◆ Exercise instructions ◆
Could you output each line of the data that follows exactly?

[Entries with figure data]
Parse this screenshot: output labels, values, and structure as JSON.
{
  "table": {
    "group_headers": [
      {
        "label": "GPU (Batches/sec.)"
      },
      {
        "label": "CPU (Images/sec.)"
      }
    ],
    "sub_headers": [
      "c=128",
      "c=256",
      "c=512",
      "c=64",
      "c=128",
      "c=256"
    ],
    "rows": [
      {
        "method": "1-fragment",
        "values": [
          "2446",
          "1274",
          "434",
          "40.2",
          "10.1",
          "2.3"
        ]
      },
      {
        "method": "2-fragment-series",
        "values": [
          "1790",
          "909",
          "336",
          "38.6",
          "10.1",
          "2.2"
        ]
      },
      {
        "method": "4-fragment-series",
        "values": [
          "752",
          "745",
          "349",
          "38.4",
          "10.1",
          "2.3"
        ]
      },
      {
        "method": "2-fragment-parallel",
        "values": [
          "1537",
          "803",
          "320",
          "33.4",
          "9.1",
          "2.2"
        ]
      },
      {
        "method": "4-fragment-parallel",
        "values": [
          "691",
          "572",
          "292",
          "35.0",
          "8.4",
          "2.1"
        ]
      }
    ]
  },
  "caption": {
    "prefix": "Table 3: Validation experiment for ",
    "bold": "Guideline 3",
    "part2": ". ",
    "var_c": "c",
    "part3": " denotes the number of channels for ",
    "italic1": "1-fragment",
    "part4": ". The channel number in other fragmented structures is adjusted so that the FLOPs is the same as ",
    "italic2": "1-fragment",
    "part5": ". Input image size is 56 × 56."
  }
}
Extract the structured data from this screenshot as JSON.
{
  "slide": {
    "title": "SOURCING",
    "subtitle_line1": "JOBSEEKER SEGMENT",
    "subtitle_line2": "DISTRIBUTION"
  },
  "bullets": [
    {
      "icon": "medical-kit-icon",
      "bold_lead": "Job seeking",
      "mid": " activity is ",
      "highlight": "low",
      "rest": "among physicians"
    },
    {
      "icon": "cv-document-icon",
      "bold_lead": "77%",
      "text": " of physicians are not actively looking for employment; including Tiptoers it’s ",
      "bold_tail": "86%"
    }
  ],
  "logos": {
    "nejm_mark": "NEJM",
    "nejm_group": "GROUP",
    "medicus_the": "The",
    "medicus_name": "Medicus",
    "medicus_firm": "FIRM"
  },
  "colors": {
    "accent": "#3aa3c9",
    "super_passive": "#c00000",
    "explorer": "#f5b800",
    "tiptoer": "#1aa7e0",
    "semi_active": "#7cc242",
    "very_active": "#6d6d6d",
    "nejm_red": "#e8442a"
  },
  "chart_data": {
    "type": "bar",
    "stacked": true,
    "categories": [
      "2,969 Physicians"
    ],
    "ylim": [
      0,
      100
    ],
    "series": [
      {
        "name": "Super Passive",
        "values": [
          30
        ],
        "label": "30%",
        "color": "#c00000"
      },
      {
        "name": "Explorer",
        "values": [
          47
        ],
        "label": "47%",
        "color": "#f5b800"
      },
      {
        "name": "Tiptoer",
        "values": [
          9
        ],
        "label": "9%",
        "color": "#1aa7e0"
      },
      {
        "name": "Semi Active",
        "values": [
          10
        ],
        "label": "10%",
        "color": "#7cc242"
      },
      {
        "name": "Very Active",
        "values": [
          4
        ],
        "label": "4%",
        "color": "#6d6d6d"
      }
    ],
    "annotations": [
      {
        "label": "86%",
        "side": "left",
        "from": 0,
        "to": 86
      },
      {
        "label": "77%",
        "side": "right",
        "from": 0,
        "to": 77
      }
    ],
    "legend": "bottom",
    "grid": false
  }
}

◆ Output of the task ◆
Parse this screenshot: output labels, values, and structure as JSON.
{
  "table": {
    "group_headers": [
      {
        "label": "GPU (Batches/sec.)"
      },
      {
        "label": "CPU (Images/sec.)"
      }
    ],
    "sub_headers": [
      "c=128",
      "c=256",
      "c=512",
      "c=64",
      "c=128",
      "c=256"
    ],
    "rows": [
      {
        "method": "1-fragment",
        "values": [
          "2446",
          "1274",
          "434",
          "40.2",
          "10.1",
          "2.3"
        ]
      },
      {
        "method": "2-fragment-series",
        "values": [
          "1790",
          "909",
          "336",
          "38.6",
          "10.1",
          "2.2"
        ]
      },
      {
        "method": "4-fragment-series",
        "values": [
          "752",
          "745",
          "349",
          "38.4",
          "10.1",
          "2.3"
        ]
      },
      {
        "method": "2-fragment-parallel",
        "values": [
          "1537",
          "803",
          "320",
          "33.4",
          "9.1",
          "2.2"
        ]
      },
      {
        "method": "4-fragment-parallel",
        "values": [
          "691",
          "572",
          "292",
          "35.0",
          "8.4",
          "2.1"
        ]
      }
    ]
  },
  "caption": {
    "prefix": "Table 3: Validation experiment for ",
    "bold": "Guideline 3",
    "part2": ". ",
    "var_c": "c",
    "part3": " denotes the number of channels for ",
    "italic1": "1-fragment",
    "part4": ". The channel number in other fragmented structures is adjusted so that the FLOPs is the same as ",
    "italic2": "1-fragment",
    "part5": ". Input image size is 56 × 56."
  }
}
Extract the structured data from this screenshot as JSON.
{
  "slide": {
    "title": "SOURCING",
    "subtitle_line1": "JOBSEEKER SEGMENT",
    "subtitle_line2": "DISTRIBUTION"
  },
  "bullets": [
    {
      "icon": "medical-kit-icon",
      "bold_lead": "Job seeking",
      "mid": " activity is ",
      "highlight": "low",
      "rest": "among physicians"
    },
    {
      "icon": "cv-document-icon",
      "bold_lead": "77%",
      "text": " of physicians are not actively looking for employment; including Tiptoers it’s ",
      "bold_tail": "86%"
    }
  ],
  "logos": {
    "nejm_mark": "NEJM",
    "nejm_group": "GROUP",
    "medicus_the": "The",
    "medicus_name": "Medicus",
    "medicus_firm": "FIRM"
  },
  "colors": {
    "accent": "#3aa3c9",
    "super_passive": "#c00000",
    "explorer": "#f5b800",
    "tiptoer": "#1aa7e0",
    "semi_active": "#7cc242",
    "very_active": "#6d6d6d",
    "nejm_red": "#e8442a"
  },
  "chart_data": {
    "type": "bar",
    "stacked": true,
    "categories": [
      "2,969 Physicians"
    ],
    "ylim": [
      0,
      100
    ],
    "series": [
      {
        "name": "Super Passive",
        "values": [
          30
        ],
        "label": "30%",
        "color": "#c00000"
      },
      {
        "name": "Explorer",
        "values": [
          47
        ],
        "label": "47%",
        "color": "#f5b800"
      },
      {
        "name": "Tiptoer",
        "values": [
          9
        ],
        "label": "9%",
        "color": "#1aa7e0"
      },
      {
        "name": "Semi Active",
        "values": [
          10
        ],
        "label": "10%",
        "color": "#7cc242"
      },
      {
        "name": "Very Active",
        "values": [
          4
        ],
        "label": "4%",
        "color": "#6d6d6d"
      }
    ],
    "annotations": [
      {
        "label": "86%",
        "side": "left",
        "from": 0,
        "to": 86
      },
      {
        "label": "77%",
        "side": "right",
        "from": 0,
        "to": 77
      }
    ],
    "legend": "bottom",
    "grid": false
  }
}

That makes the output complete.